[Excerpt from a dataset]
## begin
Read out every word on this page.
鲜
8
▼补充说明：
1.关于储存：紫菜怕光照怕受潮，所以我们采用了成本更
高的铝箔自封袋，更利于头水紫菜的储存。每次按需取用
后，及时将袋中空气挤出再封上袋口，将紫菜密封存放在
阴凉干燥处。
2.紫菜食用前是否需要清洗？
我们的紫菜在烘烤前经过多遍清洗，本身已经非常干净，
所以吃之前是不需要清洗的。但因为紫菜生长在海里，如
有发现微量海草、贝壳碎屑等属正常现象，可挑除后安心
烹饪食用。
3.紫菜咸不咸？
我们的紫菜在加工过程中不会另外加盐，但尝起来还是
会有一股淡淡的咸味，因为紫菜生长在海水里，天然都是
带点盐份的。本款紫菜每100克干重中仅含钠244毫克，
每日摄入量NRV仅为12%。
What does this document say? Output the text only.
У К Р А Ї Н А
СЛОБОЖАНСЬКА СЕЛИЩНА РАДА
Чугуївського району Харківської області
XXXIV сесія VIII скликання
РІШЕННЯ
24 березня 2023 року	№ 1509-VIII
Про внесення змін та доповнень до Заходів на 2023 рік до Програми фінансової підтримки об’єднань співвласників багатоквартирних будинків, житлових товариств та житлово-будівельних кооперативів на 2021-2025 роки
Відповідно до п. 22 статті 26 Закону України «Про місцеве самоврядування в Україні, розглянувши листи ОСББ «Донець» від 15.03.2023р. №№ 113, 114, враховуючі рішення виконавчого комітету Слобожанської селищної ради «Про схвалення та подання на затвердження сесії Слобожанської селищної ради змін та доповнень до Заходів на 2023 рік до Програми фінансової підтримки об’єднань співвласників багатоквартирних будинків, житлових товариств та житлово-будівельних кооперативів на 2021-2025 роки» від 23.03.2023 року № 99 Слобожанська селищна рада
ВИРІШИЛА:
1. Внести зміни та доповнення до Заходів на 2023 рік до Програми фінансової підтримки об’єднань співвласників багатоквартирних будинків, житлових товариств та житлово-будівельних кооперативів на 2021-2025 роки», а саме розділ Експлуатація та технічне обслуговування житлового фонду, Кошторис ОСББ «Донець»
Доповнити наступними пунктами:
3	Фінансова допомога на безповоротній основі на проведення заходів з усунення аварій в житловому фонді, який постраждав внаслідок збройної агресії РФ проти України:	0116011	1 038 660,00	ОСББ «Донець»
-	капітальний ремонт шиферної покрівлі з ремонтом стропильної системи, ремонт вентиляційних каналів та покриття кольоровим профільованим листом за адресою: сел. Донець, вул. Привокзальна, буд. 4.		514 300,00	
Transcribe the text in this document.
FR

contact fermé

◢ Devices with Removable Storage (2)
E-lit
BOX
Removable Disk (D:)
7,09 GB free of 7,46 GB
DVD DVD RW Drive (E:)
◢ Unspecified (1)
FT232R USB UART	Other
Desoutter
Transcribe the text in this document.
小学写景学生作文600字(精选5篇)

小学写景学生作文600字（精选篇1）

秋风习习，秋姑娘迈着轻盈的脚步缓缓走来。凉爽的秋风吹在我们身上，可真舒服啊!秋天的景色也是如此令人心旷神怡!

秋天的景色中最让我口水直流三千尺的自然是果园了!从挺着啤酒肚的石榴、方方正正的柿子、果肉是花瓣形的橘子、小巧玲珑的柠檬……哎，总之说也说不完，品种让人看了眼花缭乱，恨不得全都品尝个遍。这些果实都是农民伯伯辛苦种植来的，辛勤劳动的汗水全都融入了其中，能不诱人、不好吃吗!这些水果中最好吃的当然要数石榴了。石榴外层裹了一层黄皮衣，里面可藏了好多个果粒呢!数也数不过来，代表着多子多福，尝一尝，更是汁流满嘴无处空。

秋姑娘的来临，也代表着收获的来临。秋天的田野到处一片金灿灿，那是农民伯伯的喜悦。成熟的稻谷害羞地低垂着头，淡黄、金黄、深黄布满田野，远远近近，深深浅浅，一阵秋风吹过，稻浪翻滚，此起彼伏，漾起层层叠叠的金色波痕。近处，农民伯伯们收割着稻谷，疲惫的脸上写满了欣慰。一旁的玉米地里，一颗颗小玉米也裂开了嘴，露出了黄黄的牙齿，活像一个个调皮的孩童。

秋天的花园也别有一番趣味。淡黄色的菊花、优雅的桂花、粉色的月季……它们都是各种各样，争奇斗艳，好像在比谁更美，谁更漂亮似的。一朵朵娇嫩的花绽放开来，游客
## end
Return each line where "багатоквартирних" shows up.

Про внесення змін та доповнень до Заходів на 2023 рік до Програми фінансової підтримки об’єднань співвласників багатоквартирних будинків, житлових товариств та житлово-будівельних кооперативів на 2021-2025 роки
Відповідно до п. 22 статті 26 Закону України «Про місцеве самоврядування в Україні, розглянувши листи ОСББ «Донець» від 15.03.2023р. №№ 113, 114, враховуючі рішення виконавчого комітету Слобожанської селищної ради «Про схвалення та подання на затвердження сесії Слобожанської селищної ради змін та доповнень до Заходів на 2023 рік до Програми фінансової підтримки об’єднань співвласників багатоквартирних будинків, житлових товариств та житлово-будівельних кооперативів на 2021-2025 роки» від 23.03.2023 року № 99 Слобожанська селищна рада
1. Внести зміни та доповнення до Заходів на 2023 рік до Програми фінансової підтримки об’єднань співвласників багатоквартирних будинків, житлових товариств та житлово-будівельних кооперативів на 2021-2025 роки», а саме розділ Експлуатація та технічне обслуговування житлового фонду, Кошторис ОСББ «Донець»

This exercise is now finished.